__To be done__.
Please condense the paragraph in the news excerpt below that begins "Rogelio Gordon, a 35-year-old custodian" into a short bulleted list that keeps its main facts.

__Document text__.
= = = =
Rogelio Gordon, a 35-year-old custodian in the Robert Purcell Community Center, pulled the man off one woman twice and brought the woman to safety. And when the suspect ran outside and attacked a different freshman woman, witnesses said, Gordon dashed toward the man and knocked him off her, too. That woman later told police she wasn’t able to escape until Gordon intervened.

“Instincts and having cared for my daughter, my girl, my mom, my sister — all that came into play,” Gordon told The Sun. “If something happened to them, I’d want someone else to do the same thing.”

When the man ran away from Gordon after attacking the second woman, a student stepped in. A freshman who wrestled in high school grabbed the man, put him in a headlock and tried to calm him down until police arrived.

“Obviously he was a threat,” Ian Moritz ’22 said in an interview. “Once I recognized and understood that, I just went for it. He’s clearly a danger to himself and others like that.”

Saano Murembya '22

Courtesy of Cornell Athletics

Saano Murembya ’22

Cornell police on Sunday arrested Saano E. Murembya ’22, of Okemos, Michigan, and charged him with unlawfully imprisoning and attempting to sexually abuse two women. The 18-year-old runner on the cross country and track and field teams has pleaded not guilty to the charges and was released from jail after posting bail. His lawyer has not responded to multiple requests for comment.

Murembya’s girlfriend told police that she saw him take “a tab of what he called acid” — referring to the hallucinogen LSD — hours before the Sunday afternoon incident.

Murembya fled his girlfriend’s dorm around 4 p.m. and entered RPCC, where he grabbed a woman and tried to take off her clothes while yelling that he was going to rape her, police and witnesses said. They said he pinned another woman down outside minutes later, also threatening to rape her — until Gordon stepped in.

Gordon, who works on the student center support team, said he walked out of RPCC’s multipurpose room when he heard a commotion, planning to tell rowdy students to calm down. He quickly realized the noise was in response to something much more serious.

Gordon saw a woman on the ground, fighting off a man later identified by police as Murembya.

“He was foaming at the mouth,” Gordon said of the man. “He was just out of it.”
= = = =
__Supplied information__.
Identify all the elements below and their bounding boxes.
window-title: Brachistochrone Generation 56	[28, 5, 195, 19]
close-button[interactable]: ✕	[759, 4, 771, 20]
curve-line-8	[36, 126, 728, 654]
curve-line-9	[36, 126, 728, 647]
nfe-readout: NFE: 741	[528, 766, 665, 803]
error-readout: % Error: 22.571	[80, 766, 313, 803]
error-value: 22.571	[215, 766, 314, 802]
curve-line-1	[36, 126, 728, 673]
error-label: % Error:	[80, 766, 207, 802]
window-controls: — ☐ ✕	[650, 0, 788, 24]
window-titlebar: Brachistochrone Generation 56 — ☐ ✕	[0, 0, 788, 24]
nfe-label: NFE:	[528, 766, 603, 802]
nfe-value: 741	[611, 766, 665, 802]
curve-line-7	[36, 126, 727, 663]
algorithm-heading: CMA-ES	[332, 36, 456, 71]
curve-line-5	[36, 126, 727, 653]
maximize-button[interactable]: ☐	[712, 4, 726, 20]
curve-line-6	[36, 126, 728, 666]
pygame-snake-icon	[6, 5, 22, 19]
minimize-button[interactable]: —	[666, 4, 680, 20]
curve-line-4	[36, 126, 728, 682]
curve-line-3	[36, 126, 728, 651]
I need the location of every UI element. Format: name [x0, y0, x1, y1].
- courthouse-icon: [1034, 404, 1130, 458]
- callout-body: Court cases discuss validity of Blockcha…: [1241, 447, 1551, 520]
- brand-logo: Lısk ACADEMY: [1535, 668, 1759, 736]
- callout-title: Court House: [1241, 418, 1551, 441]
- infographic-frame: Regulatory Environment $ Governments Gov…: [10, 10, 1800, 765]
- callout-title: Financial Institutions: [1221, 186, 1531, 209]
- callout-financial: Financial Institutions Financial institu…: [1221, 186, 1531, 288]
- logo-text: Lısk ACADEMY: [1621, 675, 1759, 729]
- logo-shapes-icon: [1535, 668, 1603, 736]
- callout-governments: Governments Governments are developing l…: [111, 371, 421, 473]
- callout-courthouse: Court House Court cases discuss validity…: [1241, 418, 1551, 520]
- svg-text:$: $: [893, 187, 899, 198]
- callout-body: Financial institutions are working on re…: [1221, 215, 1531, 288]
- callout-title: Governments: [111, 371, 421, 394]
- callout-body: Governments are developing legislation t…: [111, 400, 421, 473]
= = = =
__Complete answer__.
- Rogelio Gordon, 35, is a custodian in the Robert Purcell Community Center.
- He pulled the man off one woman twice and brought her to safety.
- According to witnesses, when the suspect ran outside and attacked a different freshman woman, Gordon rushed at him and knocked him off her too.
- That woman later told police she could not escape until Gordon intervened.